■ Exercise requirements ■
Lines that contain "this" are to be counted; give only their number.

Start of Input records

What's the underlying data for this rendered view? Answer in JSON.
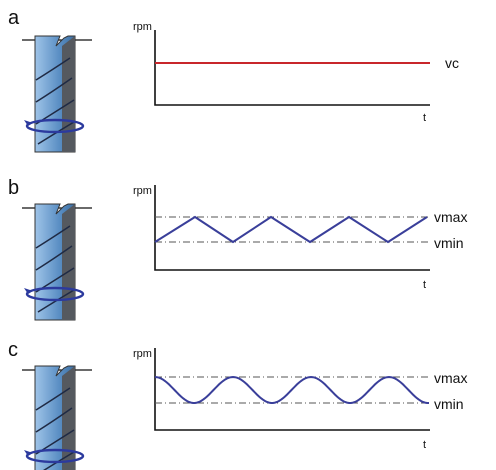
{
  "panels": [
    {
      "label": "a",
      "y_axis": "rpm",
      "x_axis": "t",
      "lines": [
        "vc"
      ]
    },
    {
      "label": "b",
      "y_axis": "rpm",
      "x_axis": "t",
      "lines": [
        "vmax",
        "vmin"
      ]
    },
    {
      "label": "c",
      "y_axis": "rpm",
      "x_axis": "t",
      "lines": [
        "vmax",
        "vmin"
      ]
    }
  ]
}
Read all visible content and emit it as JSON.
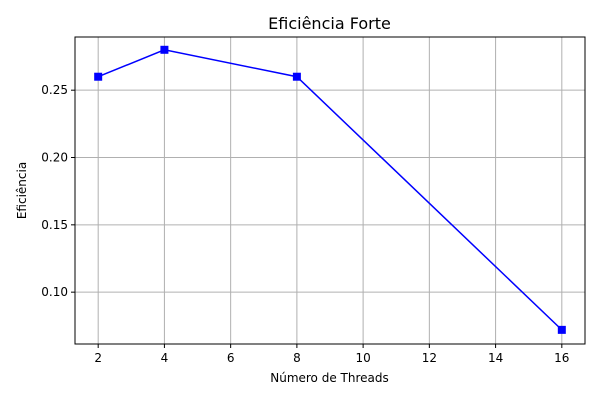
{
  "chart_data": {
    "type": "line",
    "title": "Eficiência Forte",
    "xlabel": "Número de Threads",
    "ylabel": "Eficiência",
    "x": [
      2,
      4,
      8,
      16
    ],
    "series": [
      {
        "values": [
          0.26,
          0.28,
          0.26,
          0.072
        ],
        "color": "#0000ff",
        "marker": "square"
      }
    ],
    "xlim": [
      1.3,
      16.7
    ],
    "ylim": [
      0.0615,
      0.2895
    ],
    "xticks": [
      2,
      4,
      6,
      8,
      10,
      12,
      14,
      16
    ],
    "yticks": [
      0.1,
      0.15,
      0.2,
      0.25
    ],
    "xtick_labels": [
      "2",
      "4",
      "6",
      "8",
      "10",
      "12",
      "14",
      "16"
    ],
    "ytick_labels": [
      "0.10",
      "0.15",
      "0.20",
      "0.25"
    ],
    "grid": true,
    "grid_color": "#b0b0b0"
  }
}
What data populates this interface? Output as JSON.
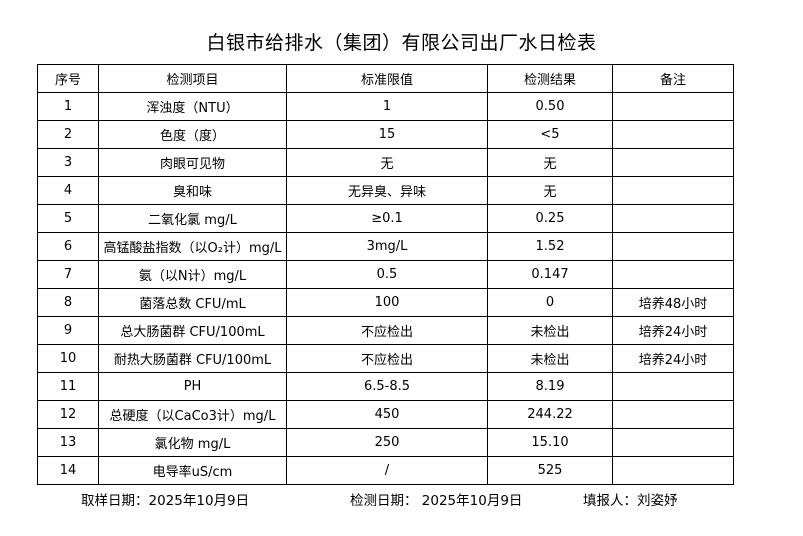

End of Input records

■ Expected answer ■
2